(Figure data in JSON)

◇ ◇ ◇ ◇ ◇

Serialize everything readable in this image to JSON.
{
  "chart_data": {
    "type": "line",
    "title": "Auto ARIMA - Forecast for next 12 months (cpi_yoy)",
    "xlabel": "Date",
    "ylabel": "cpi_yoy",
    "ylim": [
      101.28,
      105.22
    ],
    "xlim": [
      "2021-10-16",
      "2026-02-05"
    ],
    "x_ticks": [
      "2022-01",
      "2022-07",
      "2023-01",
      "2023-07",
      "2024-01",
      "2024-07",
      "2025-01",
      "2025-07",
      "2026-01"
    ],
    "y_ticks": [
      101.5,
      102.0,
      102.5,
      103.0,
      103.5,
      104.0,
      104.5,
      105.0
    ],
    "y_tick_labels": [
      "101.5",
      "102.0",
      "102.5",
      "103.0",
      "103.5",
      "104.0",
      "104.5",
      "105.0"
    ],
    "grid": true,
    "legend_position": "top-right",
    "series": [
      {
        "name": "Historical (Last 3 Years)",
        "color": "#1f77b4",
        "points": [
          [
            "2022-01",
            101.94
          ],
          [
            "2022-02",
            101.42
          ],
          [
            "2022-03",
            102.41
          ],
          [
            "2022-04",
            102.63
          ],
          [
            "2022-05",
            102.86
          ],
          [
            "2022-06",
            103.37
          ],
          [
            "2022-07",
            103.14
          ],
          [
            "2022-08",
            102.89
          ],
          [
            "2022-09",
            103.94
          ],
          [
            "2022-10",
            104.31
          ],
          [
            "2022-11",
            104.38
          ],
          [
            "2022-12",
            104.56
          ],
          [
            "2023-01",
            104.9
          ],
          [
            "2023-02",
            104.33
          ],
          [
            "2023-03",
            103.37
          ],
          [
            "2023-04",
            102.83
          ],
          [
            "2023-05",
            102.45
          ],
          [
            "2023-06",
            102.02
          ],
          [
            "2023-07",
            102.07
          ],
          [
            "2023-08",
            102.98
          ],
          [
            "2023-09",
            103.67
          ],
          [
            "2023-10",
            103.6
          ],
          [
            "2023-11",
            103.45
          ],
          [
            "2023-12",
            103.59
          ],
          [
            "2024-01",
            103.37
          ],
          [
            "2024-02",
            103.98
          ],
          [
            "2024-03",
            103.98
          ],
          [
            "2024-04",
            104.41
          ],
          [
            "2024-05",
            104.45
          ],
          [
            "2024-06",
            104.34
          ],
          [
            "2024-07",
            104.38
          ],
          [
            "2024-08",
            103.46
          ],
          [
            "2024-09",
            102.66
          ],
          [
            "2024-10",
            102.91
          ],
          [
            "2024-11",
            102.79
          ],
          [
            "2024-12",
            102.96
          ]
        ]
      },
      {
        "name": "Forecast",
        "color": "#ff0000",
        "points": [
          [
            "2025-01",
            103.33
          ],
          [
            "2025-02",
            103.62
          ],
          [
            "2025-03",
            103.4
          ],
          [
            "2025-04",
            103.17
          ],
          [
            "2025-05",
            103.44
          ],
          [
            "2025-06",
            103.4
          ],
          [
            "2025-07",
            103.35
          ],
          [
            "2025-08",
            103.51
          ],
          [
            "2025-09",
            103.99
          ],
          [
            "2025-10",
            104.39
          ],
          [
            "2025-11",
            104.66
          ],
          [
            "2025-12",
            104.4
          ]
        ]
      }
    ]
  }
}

◇ ◇ ◇ ◇ ◇

• [Your instructions]:
Using the material above, print every entry exactly as written.

• [Solution for this task]:
Serialize everything readable in this image to JSON.
{
  "chart_data": {
    "type": "line",
    "title": "Auto ARIMA - Forecast for next 12 months (cpi_yoy)",
    "xlabel": "Date",
    "ylabel": "cpi_yoy",
    "ylim": [
      101.28,
      105.22
    ],
    "xlim": [
      "2021-10-16",
      "2026-02-05"
    ],
    "x_ticks": [
      "2022-01",
      "2022-07",
      "2023-01",
      "2023-07",
      "2024-01",
      "2024-07",
      "2025-01",
      "2025-07",
      "2026-01"
    ],
    "y_ticks": [
      101.5,
      102.0,
      102.5,
      103.0,
      103.5,
      104.0,
      104.5,
      105.0
    ],
    "y_tick_labels": [
      "101.5",
      "102.0",
      "102.5",
      "103.0",
      "103.5",
      "104.0",
      "104.5",
      "105.0"
    ],
    "grid": true,
    "legend_position": "top-right",
    "series": [
      {
        "name": "Historical (Last 3 Years)",
        "color": "#1f77b4",
        "points": [
          [
            "2022-01",
            101.94
          ],
          [
            "2022-02",
            101.42
          ],
          [
            "2022-03",
            102.41
          ],
          [
            "2022-04",
            102.63
          ],
          [
            "2022-05",
            102.86
          ],
          [
            "2022-06",
            103.37
          ],
          [
            "2022-07",
            103.14
          ],
          [
            "2022-08",
            102.89
          ],
          [
            "2022-09",
            103.94
          ],
          [
            "2022-10",
            104.31
          ],
          [
            "2022-11",
            104.38
          ],
          [
            "2022-12",
            104.56
          ],
          [
            "2023-01",
            104.9
          ],
          [
            "2023-02",
            104.33
          ],
          [
            "2023-03",
            103.37
          ],
          [
            "2023-04",
            102.83
          ],
          [
            "2023-05",
            102.45
          ],
          [
            "2023-06",
            102.02
          ],
          [
            "2023-07",
            102.07
          ],
          [
            "2023-08",
            102.98
          ],
          [
            "2023-09",
            103.67
          ],
          [
            "2023-10",
            103.6
          ],
          [
            "2023-11",
            103.45
          ],
          [
            "2023-12",
            103.59
          ],
          [
            "2024-01",
            103.37
          ],
          [
            "2024-02",
            103.98
          ],
          [
            "2024-03",
            103.98
          ],
          [
            "2024-04",
            104.41
          ],
          [
            "2024-05",
            104.45
          ],
          [
            "2024-06",
            104.34
          ],
          [
            "2024-07",
            104.38
          ],
          [
            "2024-08",
            103.46
          ],
          [
            "2024-09",
            102.66
          ],
          [
            "2024-10",
            102.91
          ],
          [
            "2024-11",
            102.79
          ],
          [
            "2024-12",
            102.96
          ]
        ]
      },
      {
        "name": "Forecast",
        "color": "#ff0000",
        "points": [
          [
            "2025-01",
            103.33
          ],
          [
            "2025-02",
            103.62
          ],
          [
            "2025-03",
            103.4
          ],
          [
            "2025-04",
            103.17
          ],
          [
            "2025-05",
            103.44
          ],
          [
            "2025-06",
            103.4
          ],
          [
            "2025-07",
            103.35
          ],
          [
            "2025-08",
            103.51
          ],
          [
            "2025-09",
            103.99
          ],
          [
            "2025-10",
            104.39
          ],
          [
            "2025-11",
            104.66
          ],
          [
            "2025-12",
            104.4
          ]
        ]
      }
    ]
  }
}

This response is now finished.